Without including any pictures, write out all the entries exactly.

**Saved data entries:**
## Begin
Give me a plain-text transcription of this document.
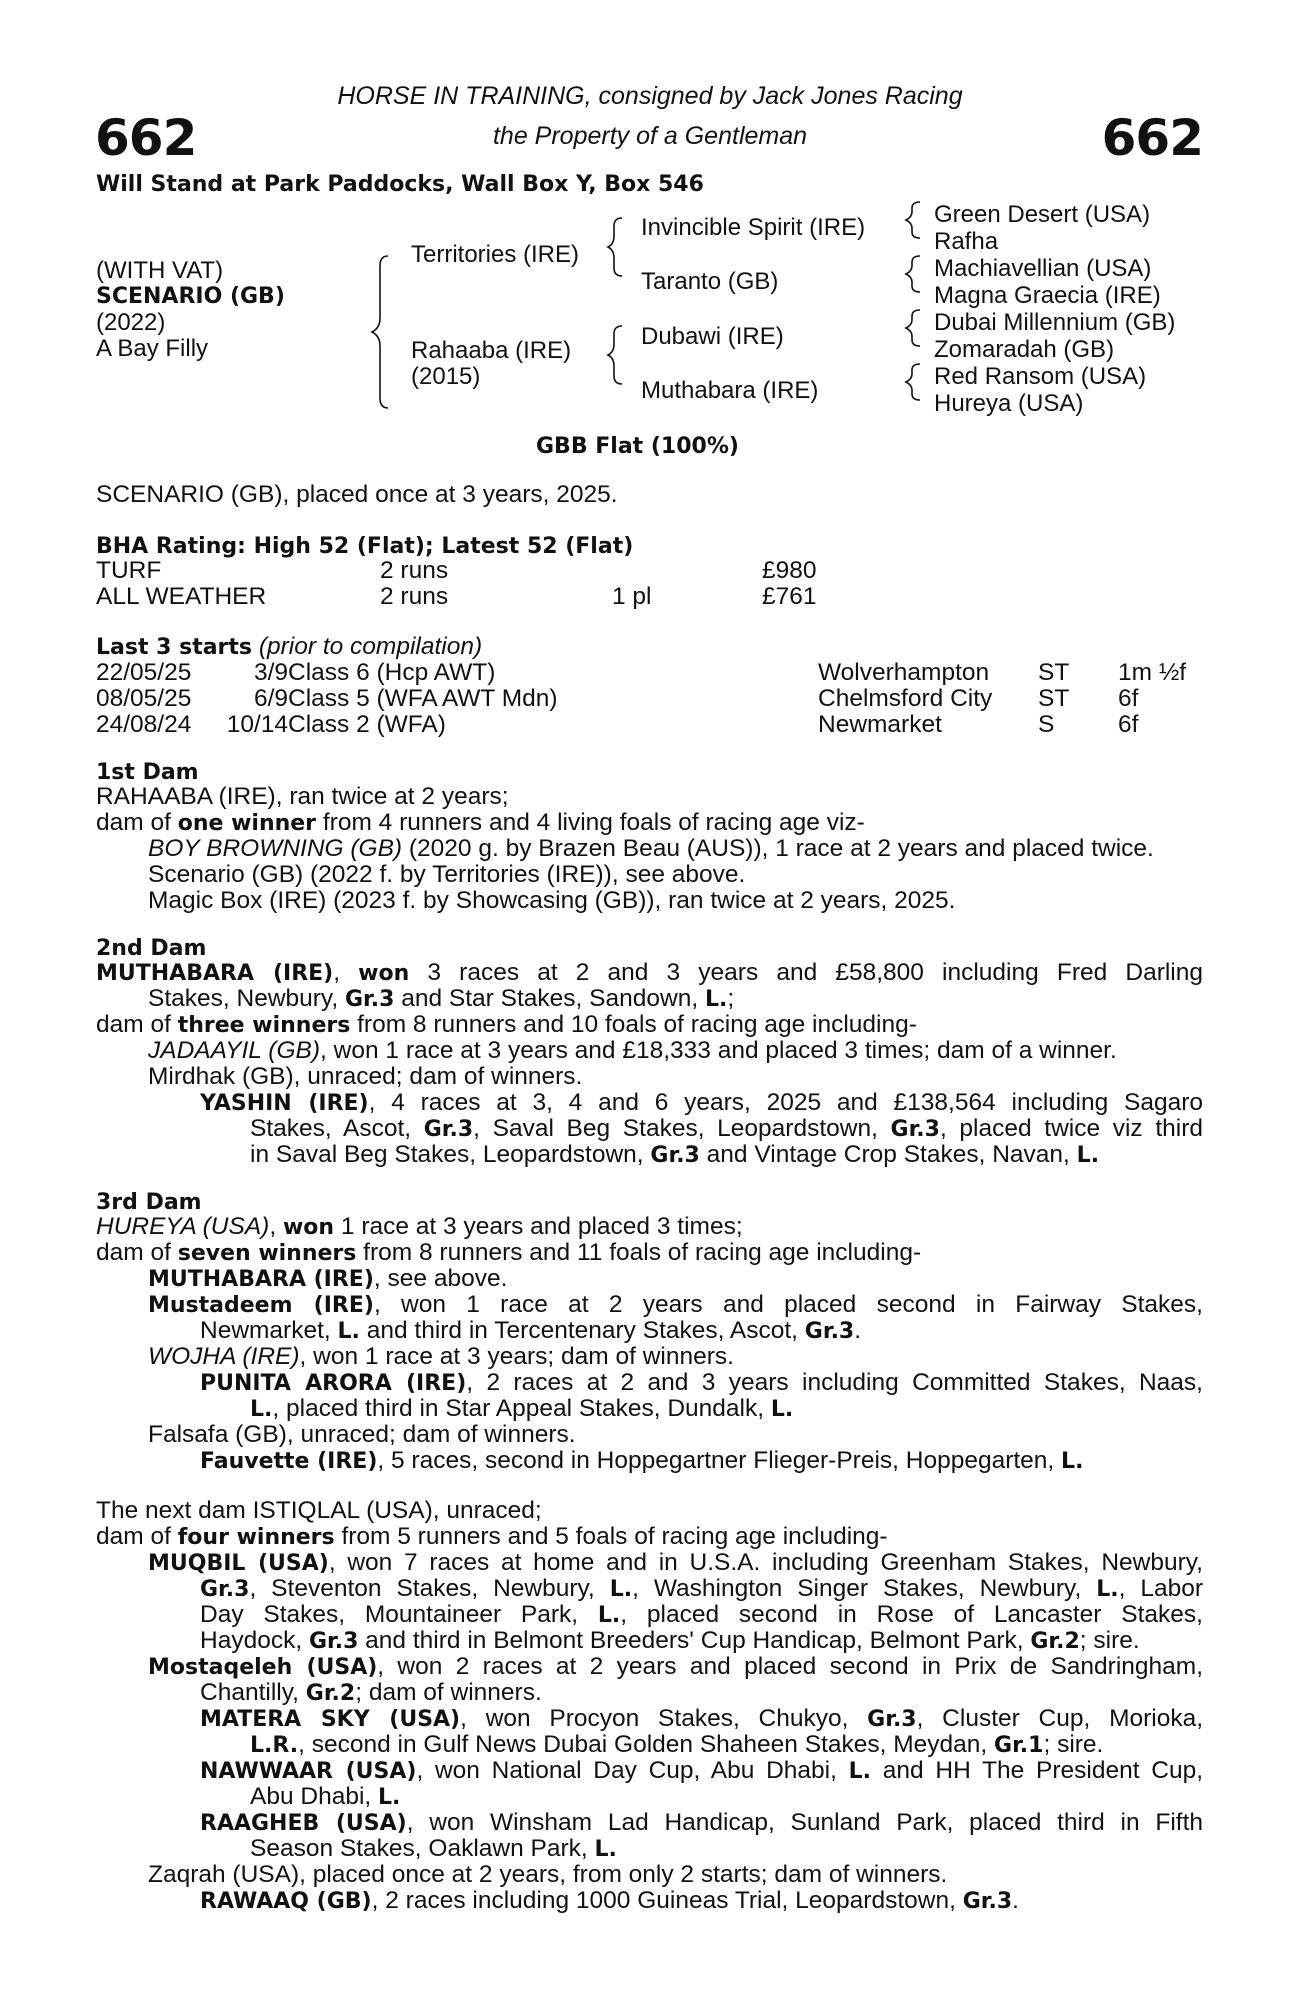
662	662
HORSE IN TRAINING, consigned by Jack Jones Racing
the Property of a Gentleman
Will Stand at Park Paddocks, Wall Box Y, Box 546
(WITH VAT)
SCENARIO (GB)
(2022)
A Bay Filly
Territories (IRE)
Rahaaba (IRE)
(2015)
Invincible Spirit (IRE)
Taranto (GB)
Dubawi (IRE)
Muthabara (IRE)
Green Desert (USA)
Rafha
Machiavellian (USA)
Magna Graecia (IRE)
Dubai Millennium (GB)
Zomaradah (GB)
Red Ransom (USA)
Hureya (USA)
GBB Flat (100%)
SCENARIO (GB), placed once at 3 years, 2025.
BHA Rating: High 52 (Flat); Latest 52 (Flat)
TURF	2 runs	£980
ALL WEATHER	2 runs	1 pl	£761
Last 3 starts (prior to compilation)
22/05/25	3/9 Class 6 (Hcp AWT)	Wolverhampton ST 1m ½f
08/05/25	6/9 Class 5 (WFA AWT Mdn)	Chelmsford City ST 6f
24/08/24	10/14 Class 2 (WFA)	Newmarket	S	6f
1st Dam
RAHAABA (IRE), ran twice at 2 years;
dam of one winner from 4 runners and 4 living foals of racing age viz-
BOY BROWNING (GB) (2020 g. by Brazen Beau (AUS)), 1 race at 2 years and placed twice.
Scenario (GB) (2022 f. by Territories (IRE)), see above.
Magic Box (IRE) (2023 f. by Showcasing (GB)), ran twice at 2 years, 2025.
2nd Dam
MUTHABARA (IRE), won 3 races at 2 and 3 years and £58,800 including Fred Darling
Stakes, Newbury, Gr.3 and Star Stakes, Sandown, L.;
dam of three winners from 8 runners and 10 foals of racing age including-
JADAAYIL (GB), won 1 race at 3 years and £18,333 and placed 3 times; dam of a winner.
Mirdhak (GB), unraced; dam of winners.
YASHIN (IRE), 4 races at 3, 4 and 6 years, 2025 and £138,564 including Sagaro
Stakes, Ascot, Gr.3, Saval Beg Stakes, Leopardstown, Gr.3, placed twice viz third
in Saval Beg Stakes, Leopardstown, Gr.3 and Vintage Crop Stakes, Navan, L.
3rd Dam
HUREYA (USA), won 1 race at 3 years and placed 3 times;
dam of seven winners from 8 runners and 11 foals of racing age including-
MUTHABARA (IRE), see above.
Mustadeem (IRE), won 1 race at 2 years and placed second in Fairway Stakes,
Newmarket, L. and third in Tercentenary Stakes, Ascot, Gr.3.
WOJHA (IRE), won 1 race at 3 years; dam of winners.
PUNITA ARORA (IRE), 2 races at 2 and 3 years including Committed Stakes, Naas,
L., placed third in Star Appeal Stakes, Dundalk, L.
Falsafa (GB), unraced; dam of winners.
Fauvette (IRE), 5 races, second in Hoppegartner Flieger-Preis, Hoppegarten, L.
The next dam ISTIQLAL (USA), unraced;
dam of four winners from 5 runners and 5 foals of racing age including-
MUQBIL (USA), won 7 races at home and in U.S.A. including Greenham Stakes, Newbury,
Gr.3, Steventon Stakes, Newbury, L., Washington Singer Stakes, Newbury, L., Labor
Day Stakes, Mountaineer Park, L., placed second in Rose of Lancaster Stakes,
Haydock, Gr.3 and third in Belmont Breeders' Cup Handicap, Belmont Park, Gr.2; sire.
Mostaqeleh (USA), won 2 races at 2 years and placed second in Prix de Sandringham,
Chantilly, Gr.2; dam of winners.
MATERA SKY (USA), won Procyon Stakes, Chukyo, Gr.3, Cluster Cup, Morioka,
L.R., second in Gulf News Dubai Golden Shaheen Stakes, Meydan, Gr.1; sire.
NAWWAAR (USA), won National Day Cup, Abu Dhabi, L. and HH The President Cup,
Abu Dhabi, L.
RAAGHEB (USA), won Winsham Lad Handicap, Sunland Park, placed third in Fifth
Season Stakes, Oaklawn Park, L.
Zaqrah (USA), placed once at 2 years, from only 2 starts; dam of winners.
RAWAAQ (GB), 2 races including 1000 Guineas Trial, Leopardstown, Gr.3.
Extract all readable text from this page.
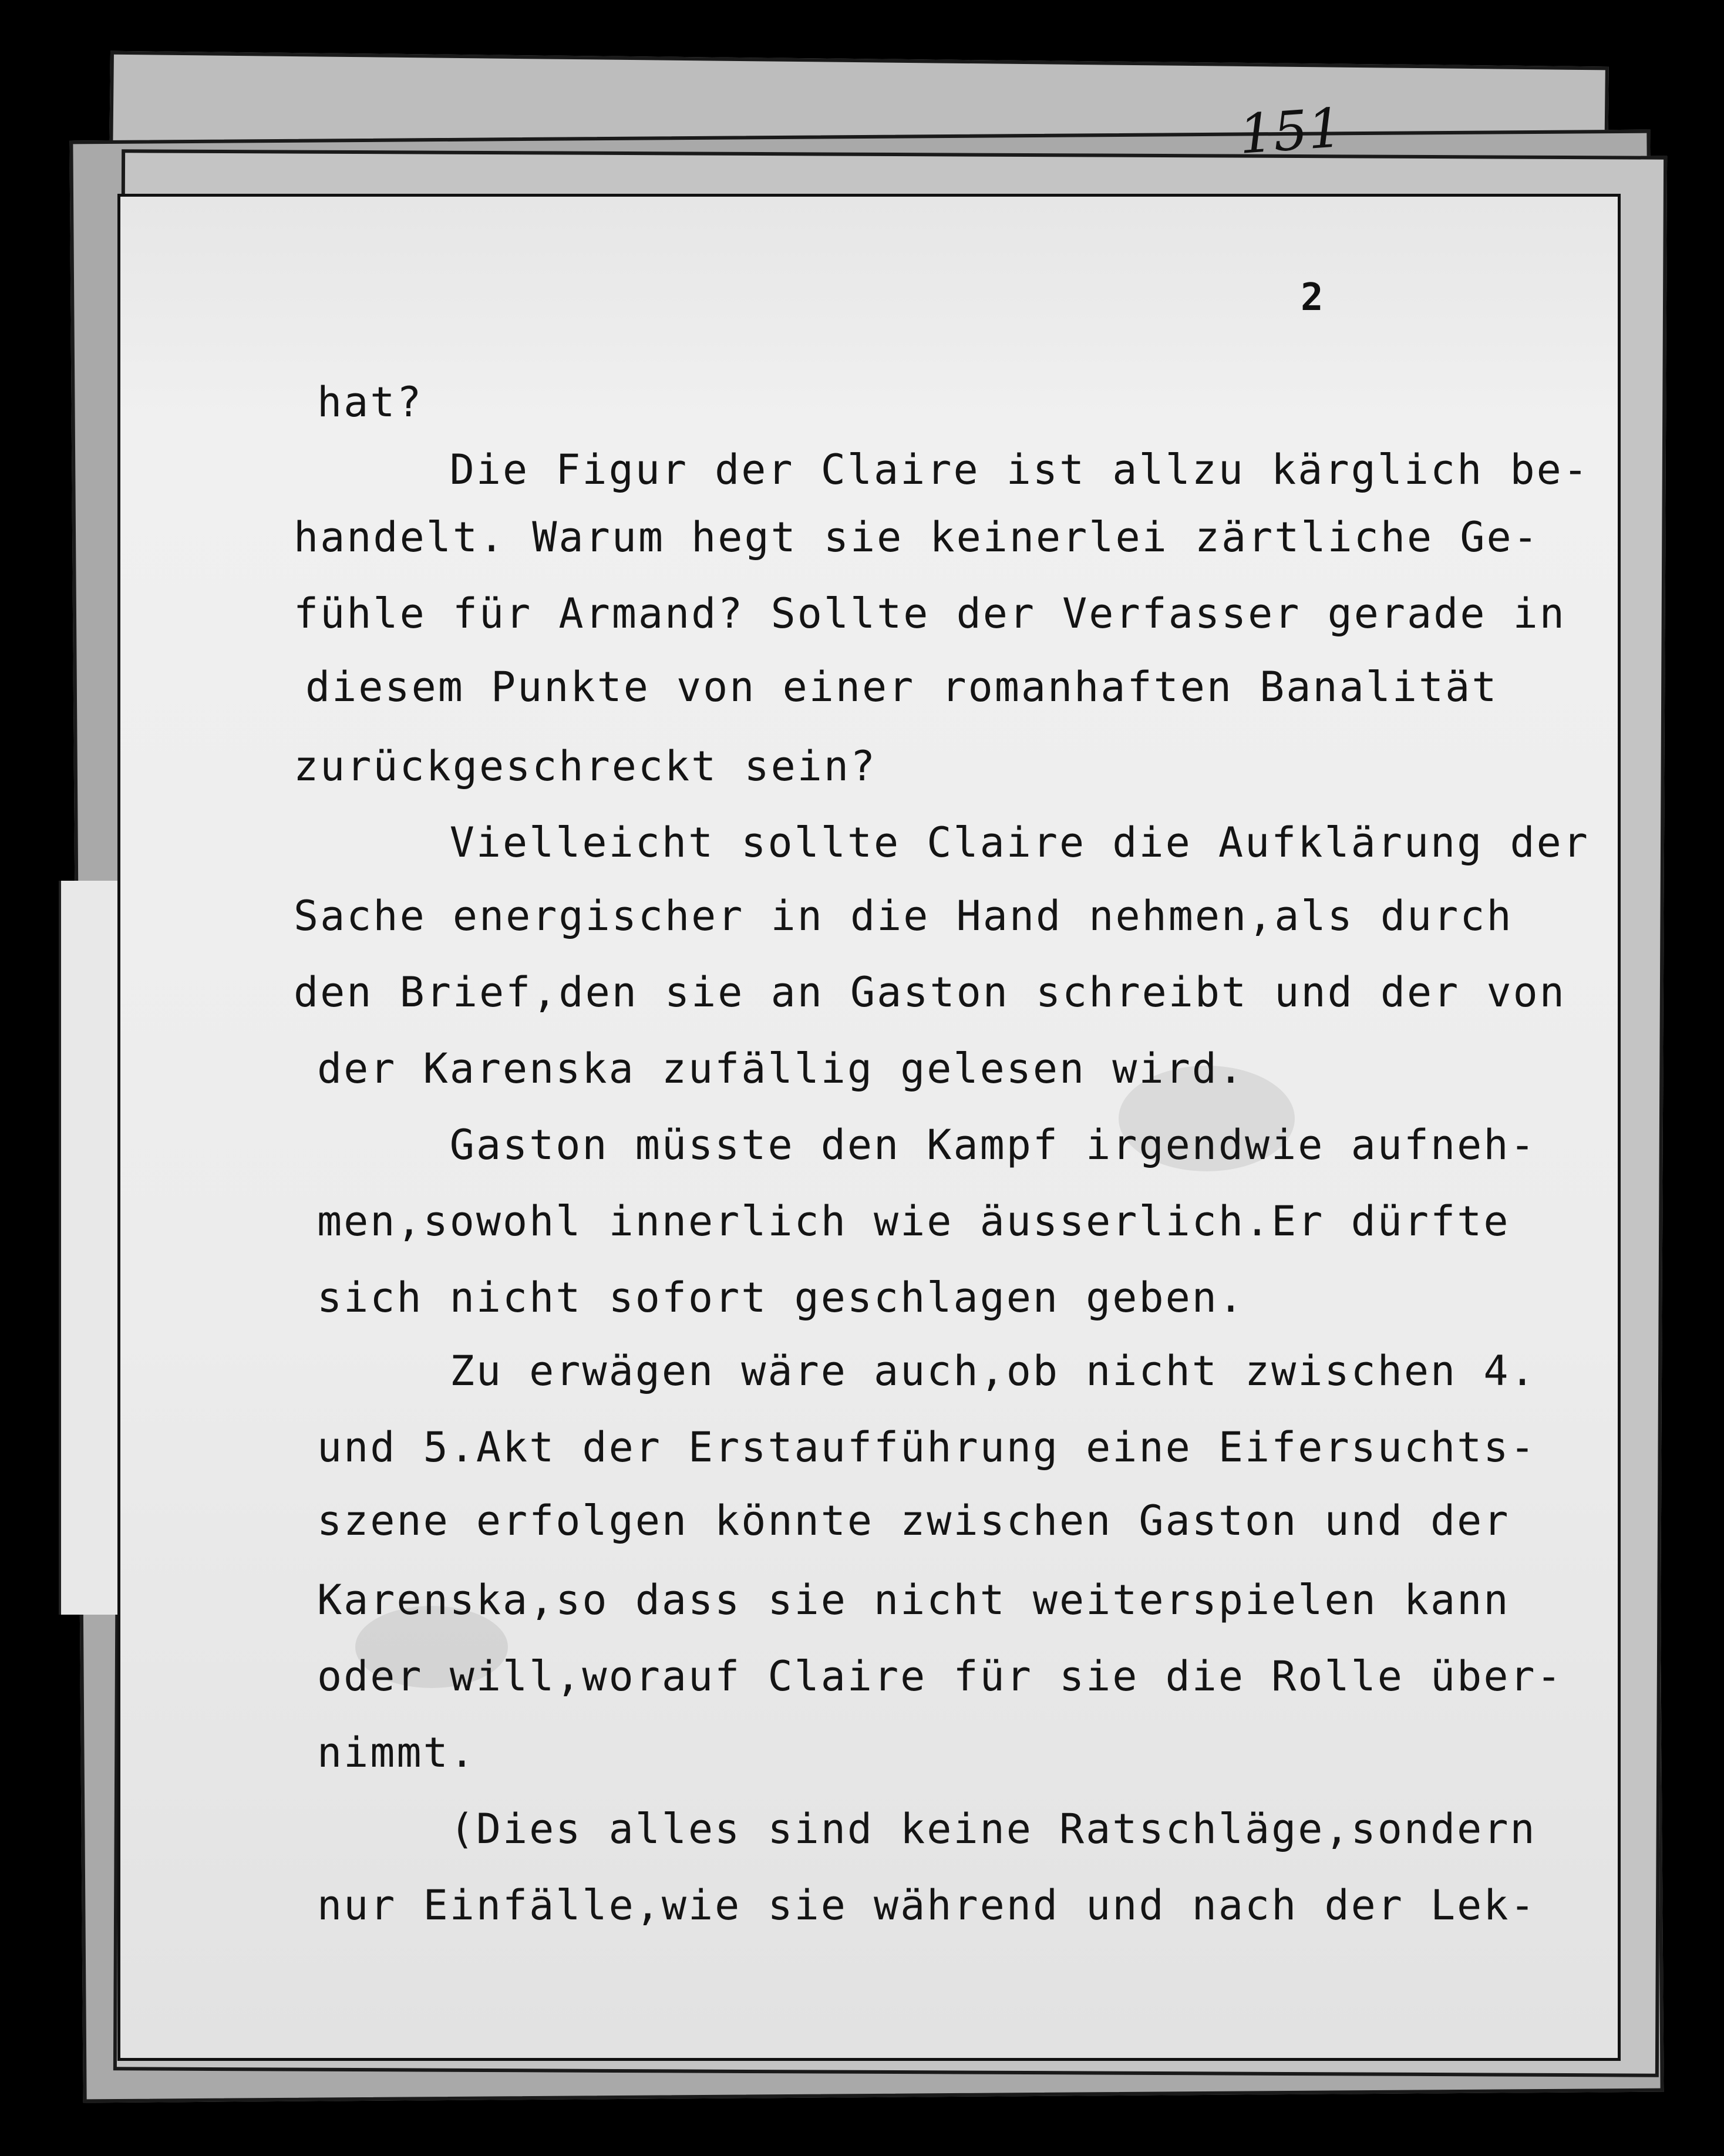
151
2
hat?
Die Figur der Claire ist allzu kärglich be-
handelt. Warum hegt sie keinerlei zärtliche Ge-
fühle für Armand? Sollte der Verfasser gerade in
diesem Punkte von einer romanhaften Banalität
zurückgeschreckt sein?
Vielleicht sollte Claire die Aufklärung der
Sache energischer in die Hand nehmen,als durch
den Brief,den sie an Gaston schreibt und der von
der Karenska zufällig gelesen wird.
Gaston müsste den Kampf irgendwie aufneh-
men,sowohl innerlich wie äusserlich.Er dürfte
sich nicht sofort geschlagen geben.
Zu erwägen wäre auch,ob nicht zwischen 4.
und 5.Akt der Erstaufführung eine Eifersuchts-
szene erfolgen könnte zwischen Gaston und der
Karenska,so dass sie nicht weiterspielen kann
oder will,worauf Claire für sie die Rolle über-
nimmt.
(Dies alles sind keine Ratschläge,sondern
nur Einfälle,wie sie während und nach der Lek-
## End
**COMPLETED TASK:**
Give me a plain-text transcription of this document.
662	662
HORSE IN TRAINING, consigned by Jack Jones Racing
the Property of a Gentleman
Will Stand at Park Paddocks, Wall Box Y, Box 546
(WITH VAT)
SCENARIO (GB)
(2022)
A Bay Filly
Territories (IRE)
Rahaaba (IRE)
(2015)
Invincible Spirit (IRE)
Taranto (GB)
Dubawi (IRE)
Muthabara (IRE)
Green Desert (USA)
Rafha
Machiavellian (USA)
Magna Graecia (IRE)
Dubai Millennium (GB)
Zomaradah (GB)
Red Ransom (USA)
Hureya (USA)
GBB Flat (100%)
SCENARIO (GB), placed once at 3 years, 2025.
BHA Rating: High 52 (Flat); Latest 52 (Flat)
TURF	2 runs	£980
ALL WEATHER	2 runs	1 pl	£761
Last 3 starts (prior to compilation)
22/05/25	3/9 Class 6 (Hcp AWT)	Wolverhampton ST 1m ½f
08/05/25	6/9 Class 5 (WFA AWT Mdn)	Chelmsford City ST 6f
24/08/24	10/14 Class 2 (WFA)	Newmarket	S	6f
1st Dam
RAHAABA (IRE), ran twice at 2 years;
dam of one winner from 4 runners and 4 living foals of racing age viz-
BOY BROWNING (GB) (2020 g. by Brazen Beau (AUS)), 1 race at 2 years and placed twice.
Scenario (GB) (2022 f. by Territories (IRE)), see above.
Magic Box (IRE) (2023 f. by Showcasing (GB)), ran twice at 2 years, 2025.
2nd Dam
MUTHABARA (IRE), won 3 races at 2 and 3 years and £58,800 including Fred Darling
Stakes, Newbury, Gr.3 and Star Stakes, Sandown, L.;
dam of three winners from 8 runners and 10 foals of racing age including-
JADAAYIL (GB), won 1 race at 3 years and £18,333 and placed 3 times; dam of a winner.
Mirdhak (GB), unraced; dam of winners.
YASHIN (IRE), 4 races at 3, 4 and 6 years, 2025 and £138,564 including Sagaro
Stakes, Ascot, Gr.3, Saval Beg Stakes, Leopardstown, Gr.3, placed twice viz third
in Saval Beg Stakes, Leopardstown, Gr.3 and Vintage Crop Stakes, Navan, L.
3rd Dam
HUREYA (USA), won 1 race at 3 years and placed 3 times;
dam of seven winners from 8 runners and 11 foals of racing age including-
MUTHABARA (IRE), see above.
Mustadeem (IRE), won 1 race at 2 years and placed second in Fairway Stakes,
Newmarket, L. and third in Tercentenary Stakes, Ascot, Gr.3.
WOJHA (IRE), won 1 race at 3 years; dam of winners.
PUNITA ARORA (IRE), 2 races at 2 and 3 years including Committed Stakes, Naas,
L., placed third in Star Appeal Stakes, Dundalk, L.
Falsafa (GB), unraced; dam of winners.
Fauvette (IRE), 5 races, second in Hoppegartner Flieger-Preis, Hoppegarten, L.
The next dam ISTIQLAL (USA), unraced;
dam of four winners from 5 runners and 5 foals of racing age including-
MUQBIL (USA), won 7 races at home and in U.S.A. including Greenham Stakes, Newbury,
Gr.3, Steventon Stakes, Newbury, L., Washington Singer Stakes, Newbury, L., Labor
Day Stakes, Mountaineer Park, L., placed second in Rose of Lancaster Stakes,
Haydock, Gr.3 and third in Belmont Breeders' Cup Handicap, Belmont Park, Gr.2; sire.
Mostaqeleh (USA), won 2 races at 2 years and placed second in Prix de Sandringham,
Chantilly, Gr.2; dam of winners.
MATERA SKY (USA), won Procyon Stakes, Chukyo, Gr.3, Cluster Cup, Morioka,
L.R., second in Gulf News Dubai Golden Shaheen Stakes, Meydan, Gr.1; sire.
NAWWAAR (USA), won National Day Cup, Abu Dhabi, L. and HH The President Cup,
Abu Dhabi, L.
RAAGHEB (USA), won Winsham Lad Handicap, Sunland Park, placed third in Fifth
Season Stakes, Oaklawn Park, L.
Zaqrah (USA), placed once at 2 years, from only 2 starts; dam of winners.
RAWAAQ (GB), 2 races including 1000 Guineas Trial, Leopardstown, Gr.3.
Extract all readable text from this page.
151
2
hat?
Die Figur der Claire ist allzu kärglich be-
handelt. Warum hegt sie keinerlei zärtliche Ge-
fühle für Armand? Sollte der Verfasser gerade in
diesem Punkte von einer romanhaften Banalität
zurückgeschreckt sein?
Vielleicht sollte Claire die Aufklärung der
Sache energischer in die Hand nehmen,als durch
den Brief,den sie an Gaston schreibt und der von
der Karenska zufällig gelesen wird.
Gaston müsste den Kampf irgendwie aufneh-
men,sowohl innerlich wie äusserlich.Er dürfte
sich nicht sofort geschlagen geben.
Zu erwägen wäre auch,ob nicht zwischen 4.
und 5.Akt der Erstaufführung eine Eifersuchts-
szene erfolgen könnte zwischen Gaston und der
Karenska,so dass sie nicht weiterspielen kann
oder will,worauf Claire für sie die Rolle über-
nimmt.
(Dies alles sind keine Ratschläge,sondern
nur Einfälle,wie sie während und nach der Lek-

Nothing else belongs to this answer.